>> begin EXCERPTED DATA

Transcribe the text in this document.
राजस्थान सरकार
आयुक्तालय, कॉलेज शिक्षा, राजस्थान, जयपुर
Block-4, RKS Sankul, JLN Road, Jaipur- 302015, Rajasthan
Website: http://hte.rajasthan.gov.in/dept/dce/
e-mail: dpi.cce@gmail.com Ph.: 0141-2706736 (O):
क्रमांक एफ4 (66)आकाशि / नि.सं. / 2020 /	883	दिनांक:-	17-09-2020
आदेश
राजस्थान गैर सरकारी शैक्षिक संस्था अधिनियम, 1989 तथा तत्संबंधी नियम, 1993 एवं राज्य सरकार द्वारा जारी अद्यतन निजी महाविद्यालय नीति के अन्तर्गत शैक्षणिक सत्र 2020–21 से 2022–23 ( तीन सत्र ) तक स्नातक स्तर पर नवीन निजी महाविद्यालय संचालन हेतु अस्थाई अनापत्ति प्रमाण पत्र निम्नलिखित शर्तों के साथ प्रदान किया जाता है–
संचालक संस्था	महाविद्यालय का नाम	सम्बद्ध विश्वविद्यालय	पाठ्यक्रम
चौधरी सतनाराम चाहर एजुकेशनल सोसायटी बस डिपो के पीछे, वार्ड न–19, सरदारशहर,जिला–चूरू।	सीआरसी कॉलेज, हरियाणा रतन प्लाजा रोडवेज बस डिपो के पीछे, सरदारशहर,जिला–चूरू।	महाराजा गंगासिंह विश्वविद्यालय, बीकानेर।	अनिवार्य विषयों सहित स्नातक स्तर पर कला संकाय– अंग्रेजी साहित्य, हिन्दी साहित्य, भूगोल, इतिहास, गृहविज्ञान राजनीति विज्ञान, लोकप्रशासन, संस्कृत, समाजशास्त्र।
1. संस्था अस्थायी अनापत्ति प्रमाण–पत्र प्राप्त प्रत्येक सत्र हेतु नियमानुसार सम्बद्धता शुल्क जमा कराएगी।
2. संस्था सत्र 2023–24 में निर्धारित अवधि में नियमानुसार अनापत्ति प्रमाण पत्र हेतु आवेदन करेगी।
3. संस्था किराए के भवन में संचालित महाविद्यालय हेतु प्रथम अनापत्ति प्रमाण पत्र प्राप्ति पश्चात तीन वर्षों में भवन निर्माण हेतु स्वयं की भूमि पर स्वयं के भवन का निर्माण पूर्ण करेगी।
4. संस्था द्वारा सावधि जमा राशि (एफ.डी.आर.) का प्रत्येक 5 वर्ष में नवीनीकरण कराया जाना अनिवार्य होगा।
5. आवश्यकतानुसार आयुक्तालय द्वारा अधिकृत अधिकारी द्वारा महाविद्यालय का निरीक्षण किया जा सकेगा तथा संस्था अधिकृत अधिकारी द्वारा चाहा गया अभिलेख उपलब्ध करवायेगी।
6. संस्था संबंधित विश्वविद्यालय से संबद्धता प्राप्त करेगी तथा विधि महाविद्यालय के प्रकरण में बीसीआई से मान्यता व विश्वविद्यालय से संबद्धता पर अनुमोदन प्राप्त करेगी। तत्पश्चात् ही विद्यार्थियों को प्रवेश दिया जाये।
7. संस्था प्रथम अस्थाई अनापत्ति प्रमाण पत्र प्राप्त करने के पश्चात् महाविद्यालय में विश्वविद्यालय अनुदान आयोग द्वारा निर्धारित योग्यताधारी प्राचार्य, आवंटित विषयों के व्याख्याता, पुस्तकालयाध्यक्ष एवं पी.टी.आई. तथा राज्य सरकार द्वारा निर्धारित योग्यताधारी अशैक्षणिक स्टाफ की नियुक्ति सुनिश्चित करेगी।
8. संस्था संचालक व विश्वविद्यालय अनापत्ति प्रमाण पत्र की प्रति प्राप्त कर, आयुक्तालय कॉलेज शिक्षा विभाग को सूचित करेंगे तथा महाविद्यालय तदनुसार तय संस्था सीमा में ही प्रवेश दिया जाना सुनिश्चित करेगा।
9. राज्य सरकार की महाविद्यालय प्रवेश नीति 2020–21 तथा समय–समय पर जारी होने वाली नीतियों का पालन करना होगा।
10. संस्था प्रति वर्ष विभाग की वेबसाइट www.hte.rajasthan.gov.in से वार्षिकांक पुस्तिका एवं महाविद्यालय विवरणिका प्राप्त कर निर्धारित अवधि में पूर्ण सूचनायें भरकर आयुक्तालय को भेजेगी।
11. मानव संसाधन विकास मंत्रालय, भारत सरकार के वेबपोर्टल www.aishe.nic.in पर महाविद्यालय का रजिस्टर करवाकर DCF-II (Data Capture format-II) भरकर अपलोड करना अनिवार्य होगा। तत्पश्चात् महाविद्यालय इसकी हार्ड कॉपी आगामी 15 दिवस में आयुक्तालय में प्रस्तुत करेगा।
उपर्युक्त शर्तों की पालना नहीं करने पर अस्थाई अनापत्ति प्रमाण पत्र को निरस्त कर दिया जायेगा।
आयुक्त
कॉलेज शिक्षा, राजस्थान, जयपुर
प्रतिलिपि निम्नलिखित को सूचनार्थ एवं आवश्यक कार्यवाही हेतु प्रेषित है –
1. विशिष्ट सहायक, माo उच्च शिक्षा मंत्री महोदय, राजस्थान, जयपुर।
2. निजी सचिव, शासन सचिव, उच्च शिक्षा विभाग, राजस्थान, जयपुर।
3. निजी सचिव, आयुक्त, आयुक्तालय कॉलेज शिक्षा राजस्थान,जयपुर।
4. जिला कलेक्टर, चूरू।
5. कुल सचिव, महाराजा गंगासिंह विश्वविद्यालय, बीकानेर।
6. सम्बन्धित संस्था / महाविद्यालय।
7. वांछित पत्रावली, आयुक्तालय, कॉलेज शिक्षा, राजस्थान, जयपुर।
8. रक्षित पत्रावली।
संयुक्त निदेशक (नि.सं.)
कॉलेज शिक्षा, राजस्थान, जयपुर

>> end EXCERPTED DATA

REQUIREMENTS: Nothing but a number is needed here: how many lines hold the string "भरकर"?

TASK RESULT: 2